§ Set problem
In the entries below, find every line with "verò" and copy it.

§ Data entries
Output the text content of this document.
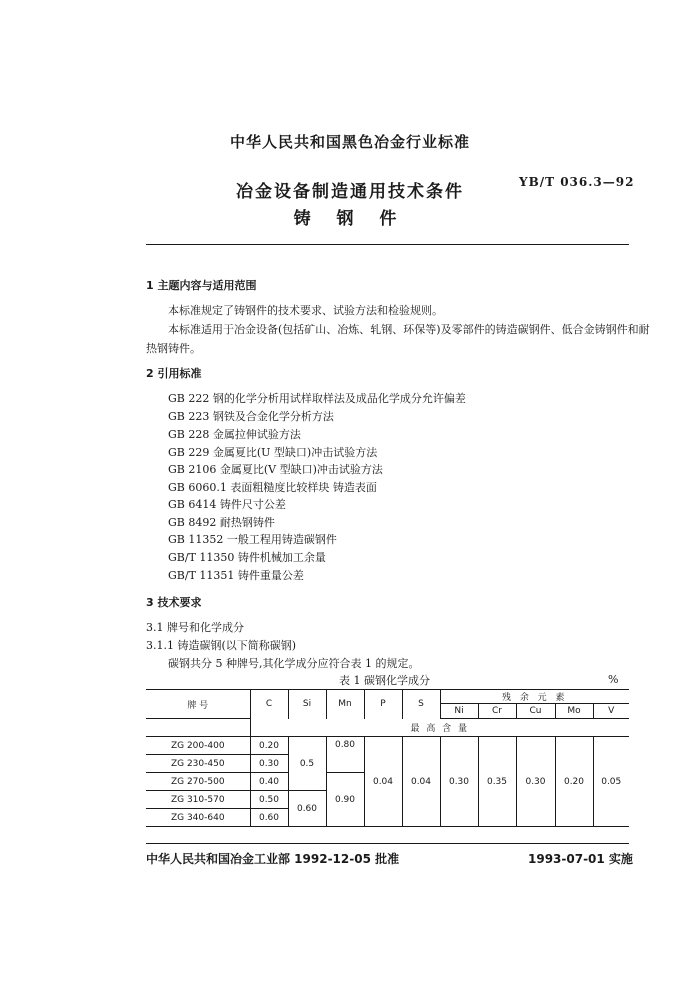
中华人民共和国黑色冶金行业标准
YB/T 036.3—92
冶金设备制造通用技术条件
铸 钢 件
1 主题内容与适用范围
本标准规定了铸钢件的技术要求、试验方法和检验规则。
本标准适用于冶金设备(包括矿山、冶炼、轧钢、环保等)及零部件的铸造碳钢件、低合金铸钢件和耐
热钢铸件。
2 引用标准
GB 222 钢的化学分析用试样取样法及成品化学成分允许偏差
GB 223 钢铁及合金化学分析方法
GB 228 金属拉伸试验方法
GB 229 金属夏比(U 型缺口)冲击试验方法
GB 2106 金属夏比(V 型缺口)冲击试验方法
GB 6060.1 表面粗糙度比较样块 铸造表面
GB 6414 铸件尺寸公差
GB 8492 耐热钢铸件
GB 11352 一般工程用铸造碳钢件
GB/T 11350 铸件机械加工余量
GB/T 11351 铸件重量公差
3 技术要求
3.1 牌号和化学成分
3.1.1 铸造碳钢(以下简称碳钢)
碳钢共分 5 种牌号,其化学成分应符合表 1 的规定。
表 1 碳钢化学成分	%
牌 号	C	Si	Mn	P	S	残 余 元 素				
						Ni	Cr	Cu	Mo	V
	最 高 含 量									
ZG 200-400	0.20	0.5	0.80	0.04	0.04	0.30	0.35	0.30	0.20	0.05
ZG 230-450	0.30									
ZG 270-500	0.40		0.90							
ZG 310-570	0.50	0.60								
ZG 340-640	0.60									
中华人民共和国冶金工业部 1992-12-05 批准	1993-07-01 实施
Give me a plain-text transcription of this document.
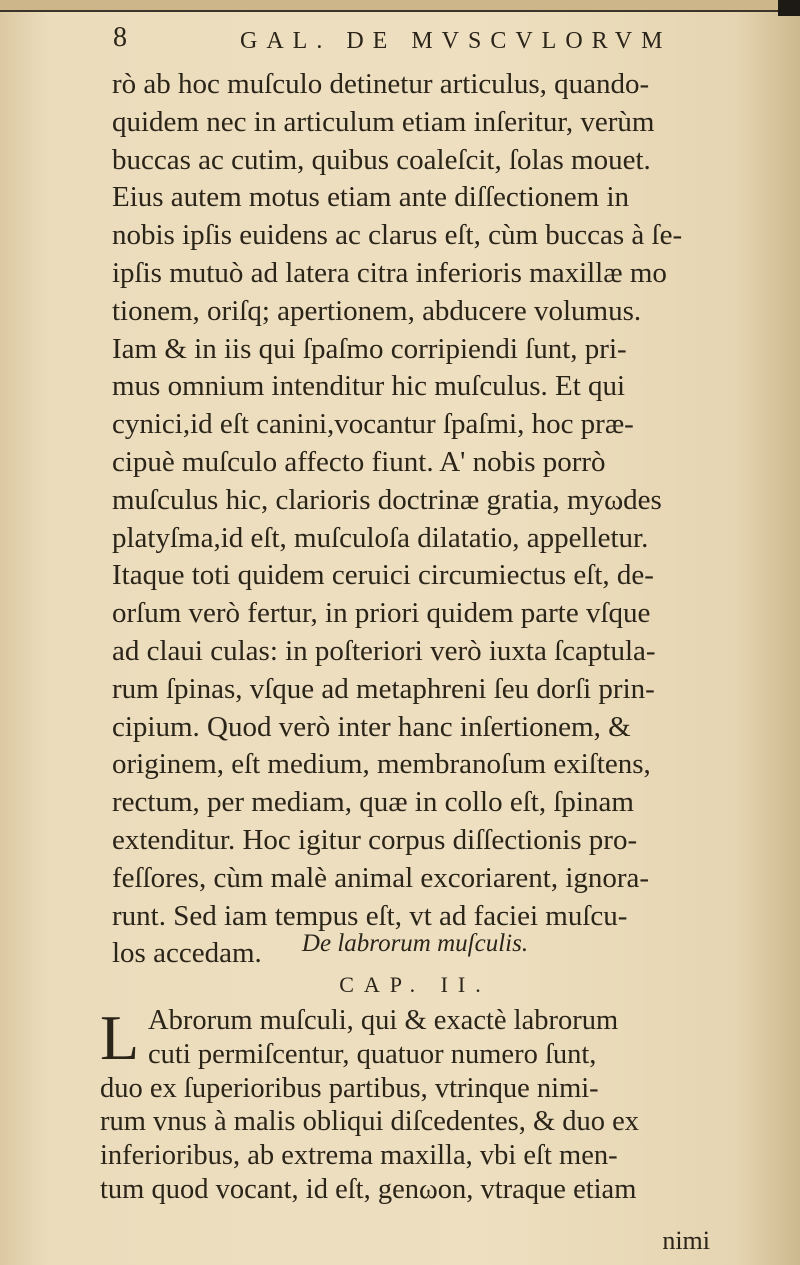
8	GAL. DE MVSCVLORVM
rò ab hoc muſculo detinetur articulus, quando-
quidem nec in articulum etiam inſeritur, verùm
buccas ac cutim, quibus coaleſcit, ſolas mouet.
Eius autem motus etiam ante diſſectionem in
nobis ipſis euidens ac clarus eſt, cùm buccas à ſe-
ipſis mutuò ad latera citra inferioris maxillæ mo
tionem, oriſq; apertionem, abducere volumus.
Iam & in iis qui ſpaſmo corripiendi ſunt, pri-
mus omnium intenditur hic muſculus. Et qui
cynici,id eſt canini,vocantur ſpaſmi, hoc præ-
cipuè muſculo affecto fiunt. A' nobis porrò
muſculus hic, clarioris doctrinæ gratia, myωdes
platyſma,id eſt, muſculoſa dilatatio, appelletur.
Itaque toti quidem ceruici circumiectus eſt, de-
orſum verò fertur, in priori quidem parte vſque
ad claui culas: in poſteriori verò iuxta ſcaptula-
rum ſpinas, vſque ad metaphreni ſeu dorſi prin-
cipium. Quod verò inter hanc inſertionem, &
originem, eſt medium, membranoſum exiſtens,
rectum, per mediam, quæ in collo eſt, ſpinam
extenditur. Hoc igitur corpus diſſectionis pro-
feſſores, cùm malè animal excoriarent, ignora-
runt. Sed iam tempus eſt, vt ad faciei muſcu-
los accedam.	De labrorum muſculis.
CAP. II.
L Abrorum muſculi, qui & exactè labrorum
cuti permiſcentur, quatuor numero ſunt,
duo ex ſuperioribus partibus, vtrinque nimi-
rum vnus à malis obliqui diſcedentes, & duo ex
inferioribus, ab extrema maxilla, vbi eſt men-
tum quod vocant, id eſt, genωon, vtraque etiam
nimi
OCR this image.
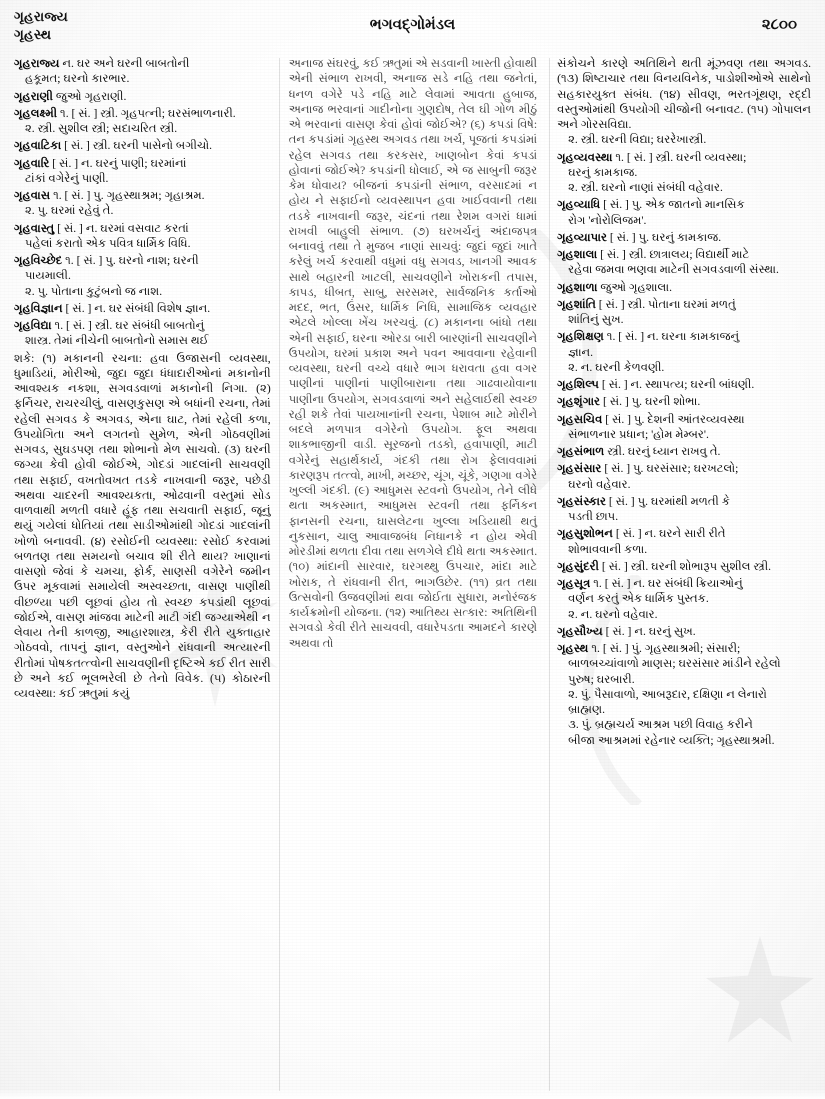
ગૃહરાજ્ય
ગૃહસ્થ
ભગવદ્ગોમંડલ	૨૮૦૦

ગૃહરાજ્ય ન. ઘર અને ઘરની બાબતોની

હકૂમત; ઘરનો કારભાર.

ગૃહરાણી જુઓ ગૃહરાણી.

ગૃહલક્ષ્મી ૧. [ સં. ] સ્ત્રી. ગૃહપત્ની; ઘરસંભાળનારી.

૨. સ્ત્રી. સુશીલ સ્ત્રી; સદાચરિત સ્ત્રી.

ગૃહવાટિકા [ સં. ] સ્ત્રી. ઘરની પાસેનો બગીચો.

ગૃહવારિ [ સં. ] ન. ઘરનું પાણી; ઘરમાંનાં

ટાંકાં વગેરેનું પાણી.

ગૃહવાસ ૧. [ સં. ] પુ. ગૃહસ્થાશ્રમ; ગૃહાશ્રમ.

૨. પુ. ઘરમાં રહેવું તે.

ગૃહવાસ્તુ [ સં. ] ન. ઘરમાં વસવાટ કરતાં

પહેલાં કરાતો એક પવિત્ર ધાર્મિક વિધિ.

ગૃહવિચ્છેદ ૧. [ સં. ] પુ. ઘરનો નાશ; ઘરની

પાયમાલી.

૨. પુ. પોતાના કુટુંબનો જ નાશ.

ગૃહવિજ્ઞાન [ સં. ] ન. ઘર સંબંધી વિશેષ જ્ઞાન.

ગૃહવિદ્યા ૧. [ સં. ] સ્ત્રી. ઘર સંબંધી બાબતોનું

શાસ્ત્ર. તેમાં નીચેની બાબતોનો સમાસ થઈ

શકે: (૧) મકાનની રચના: હવા ઉજાસની વ્યવસ્થા, ધુમાડિયાં, મોરીઓ, જુદા જુદા ધંધાદારીઓનાં મકાનોની આવશ્યક નકશા, સગવડવાળાં મકાનોની નિગા. (૨) ફર્નિચર, રાચરચીલું, વાસણકુસણ એ બધાંની રચના, તેમાં રહેલી સગવડ કે અગવડ, એના ઘાટ, તેમાં રહેલી કળા, ઉપયોગિતા અને લગતનો સુમેળ, એની ગોઠવણીમાં સગવડ, સુઘડપણ તથા શોભાનો મેળ સાચવો. (૩) ઘરની જગ્યા કેવી હોવી જોઈએ, ગોદડાં ગાદલાંની સાચવણી તથા સફાઈ, વખતોવખત તડકે નાખવાની જરૂર, પછેડી અથવા ચાદરની આવશ્યકતા, ઓઢવાની વસ્તુમાં સોડ વાળવાથી મળતી વધારે હૂંફ તથા સચવાતી સફાઈ, જૂનું થયું ગયેલાં ધોતિયાં તથા સાડીઓમાંથી ગોદડાં ગાદલાંની ખોળો બનાવવી. (૪) રસોઈની વ્યવસ્થા: રસોઈ કરવામાં બળતણ તથા સમયનો બચાવ શી રીતે થાય? ખાણાનાં વાસણો જેવાં કે ચમચા, ફોર્ક, સાણસી વગેરેને જમીન ઉપર મૂકવામાં સમાયેલી અસ્વચ્છતા, વાસણ પાણીથી વીછળ્યા પછી લૂછવાં હોય તો સ્વચ્છ કપડાંથી લૂછવાં જોઈએ, વાસણ માંજવા માટેની માટી ગંદી જગ્યાએથી ન લેવાય તેની કાળજી, આહારશાસ્ત્ર, કેરી રીતે યુક્તાહાર ગોઠવવો, તાપનું જ્ઞાન, વસ્તુઓને રાંધવાની અત્યારની રીતોમાં પોષકતત્ત્વોની સાચવણીની દૃષ્ટિએ કઈ રીત સારી છે અને કઈ ભૂલભરેલી છે તેનો વિવેક. (૫) કોઠારની વ્યવસ્થા: કઈ ઋતુમાં કયું

અનાજ સંઘરવું, કઈ ઋતુમાં એ સડવાની ખાસ્તી હોવાથી એની સંભાળ રાખવી, અનાજ સડે નહિ તથા જનેતાં, ધનળ વગેરે પડે નહિ માટે લેવામાં આવતા હુબાજ, અનાજ ભરવાનાં ગાદીનોના ગુણદોષ, તેલ ઘી ગોળ મીઠું એ ભરવાનાં વાસણ કેવાં હોવાં જોઈએ? (૬) કપડાં વિષે: તન કપડાંમાં ગૃહસ્થ અગવડ તથા ખર્ચ, પૂજતાં કપડાંમાં રહેલ સગવડ તથા કરકસર, ખાણબોન કેવાં કપડાં હોવાનાં જોઈએ? કપડાંની ધોલાઈ, એ જ સાબુની જરૂર કેમ ધોવાય? બીજનાં કપડાંની સંભાળ, વરસાદમાં ન હોય ને સફાઈનો વ્યવસ્થાપન હવા ખાઈવવાની તથા તડકે નાખવાની જરૂર, ચંદનાં તથા રેશમ વગરાં ધામાં રાખવી બાહુલી સંભાળ. (૭) ઘરખર્ચનું અંદાજપત્ર બનાવવું તથા તે મુજબ નાણાં સાચવું: જુદાં જુદાં ખાતે કરેલું ખર્ચ કરવાથી વધુમાં વધુ સગવડ, ખાનગી આવક સાથે બહારની ખાટલી, સાચવણીને ખોરાકની તપાસ, કાપડ, ધીબત, સાબુ, સરસમર, સાર્વજનિક કર્તાઓ મદદ, ભત, ઉંસર, ધાર્મિક નિધિ, સામાજિક વ્યવહાર એટલે ખોલ્લા ખેંચ ખરચવું. (૮) મકાનના બાંધો તથા એની સફાઈ, ઘરના ઓરડા બારી બારણાંની સાચવણીને ઉપયોગ, ઘરમાં પ્રકાશ અને પવન આવવાના રહેવાની વ્યવસ્થા, ઘરની વચ્ચે વધારે ભાગ ધરાવતા હવા વગર પાણીનાં પાણીનાં પાણીબારાના તથા ગાઢવાયોવાના પાણીના ઉપયોગ, સગવડવાળાં અને સહેલાઈથી સ્વચ્છ રહી શકે તેવાં પાયખાનાંની રચના, પેશાબ માટે મોરીને બદલે મળપાત્ર વગેરેનો ઉપયોગ. ફૂલ અથવા શાકભાજીની વાડી. સૂરજનો તડકો, હવાપાણી, માટી વગેરેનું સહાર્થકાર્ય, ગંદકી તથા રોગ ફેલાવવામાં કારણરૂપ તત્ત્વો, માખી, મચ્છર, ચૂંગ, ચૂંકે, ગણગા વગેરે ખુલ્લી ગંદકી. (૯) આધુમસ સ્ટવનો ઉપયોગ, તેને લીધે થતા અકસ્માત, આધુમસ સ્ટવની તથા ફર્નિકન ફાનસની રચના, ઘાસલેટના ખુલ્લા ખડિયાથી થતું નુકસાન, ચાલુ આવાજબંધ નિધાનકે ન હોય એવી મોરડીમાં થળતા દીવા તથા સળગેલે દીધે થતા અકસ્માત. (૧૦) માંદાની સારવાર, ઘરગથ્થુ ઉપચાર, માંદા માટે ખોરાક, તે રાંધવાની રીત, ભાગઉછેર. (૧૧) વ્રત તથા ઉત્સવોની ઉજવણીમાં થવા જોઈતા સુધારા, મનોરંજક કાર્યક્રમોની યોજના. (૧૨) આતિથ્ય સત્કાર: અતિથિની સગવડો કેવી રીતે સાચવવી, વધારેપડતા આમદને કારણે અથવા તો

સંકોચને કારણે અતિથિને થતી મૂંઝવણ તથા અગવડ. (૧૩) શિષ્ટાચાર તથા વિનયવિનેક, પાડોશીઓએ સાથેનો સહકારયુક્ત સંબંધ. (૧૪) સીવણ, ભરતગૂંથણ, રદ્દી વસ્તુઓમાંથી ઉપયોગી ચીજોની બનાવટ. (૧૫) ગોપાલન અને ગોરસવિદ્યા.

૨. સ્ત્રી. ઘરની વિદ્યા; ઘરરેખાસ્ત્રી.

ગૃહવ્યવસ્થા ૧. [ સં. ] સ્ત્રી. ઘરની વ્યવસ્થા;

ઘરનું કામકાજ.

૨. સ્ત્રી. ઘરનો નાણાં સંબંધી વહેવાર.

ગૃહવ્યાધિ [ સં. ] પુ. એક જાતનો માનસિક

રોગ 'નોરોલિજમ'.

ગૃહવ્યાપાર [ સં. ] પુ. ઘરનું કામકાજ.

ગૃહશાલા [ સં. ] સ્ત્રી. છાત્રાલય; વિદ્યાર્થી માટે

રહેવા જમવા ભણવા માટેની સગવડવાળી સંસ્થા.

ગૃહશાળા જુઓ ગૃહશાલા.

ગૃહશાંતિ [ સં. ] સ્ત્રી. પોતાના ઘરમાં મળતું

શાંતિનું સુખ.

ગૃહશિક્ષણ ૧. [ સં. ] ન. ઘરના કામકાજનું

જ્ઞાન.

૨. ન. ઘરની કેળવણી.

ગૃહશિલ્પ [ સં. ] ન. સ્થાપત્ય; ઘરની બાંધણી.

ગૃહશૃંગાર [ સં. ] પુ. ઘરની શોભા.

ગૃહસચિવ [ સં. ] પુ. દેશની આંતરવ્યવસ્થા

સંભાળનાર પ્રધાન; 'હોમ મેમ્બર'.

ગૃહસંભાળ સ્ત્રી. ઘરનું ધ્યાન રાખવુ તે.

ગૃહસંસાર [ સં. ] પુ. ઘરસંસાર; ઘરખટલો;

ઘરનો વહેવાર.

ગૃહસંસ્કાર [ સં. ] પુ. ઘરમાંથી મળતી કે

પડતી છાપ.

ગૃહસુશોભન [ સં. ] ન. ઘરને સારી રીતે

શોભાવવાની કળા.

ગૃહસુંદરી [ સં. ] સ્ત્રી. ઘરની શોભારૂપ સુશીલ સ્ત્રી.

ગૃહસૂત્ર ૧. [ સં. ] ન. ઘર સંબંધી ક્રિયાઓનું

વર્ણન કરતું એક ધાર્મિક પુસ્તક.

૨. ન. ઘરનો વહેવાર.

ગૃહસૌખ્ય [ સં. ] ન. ઘરનું સુખ.

ગૃહસ્થ ૧. [ સં. ] પું. ગૃહસ્થાશ્રમી; સંસારી;

બાળબચ્ચાંવાળો માણસ; ઘરસંસાર માંડીને રહેલો

પુરુષ; ઘરબારી.

૨. પું. પૈસાવાળો, આબરૂદાર, દક્ષિણા ન લેનારો

બ્રાહ્મણ.

૩. પું. બ્રહ્મચર્ય આશ્રમ પછી વિવાહ કરીને

બીજા આશ્રમમાં રહેનાર વ્યક્તિ; ગૃહસ્થાશ્રમી.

§ Expected answer
orſum verò fertur, in priori quidem parte vſque
ad claui culas: in poſteriori verò iuxta ſcaptula-
cipium. Quod verò inter hanc inſertionem, &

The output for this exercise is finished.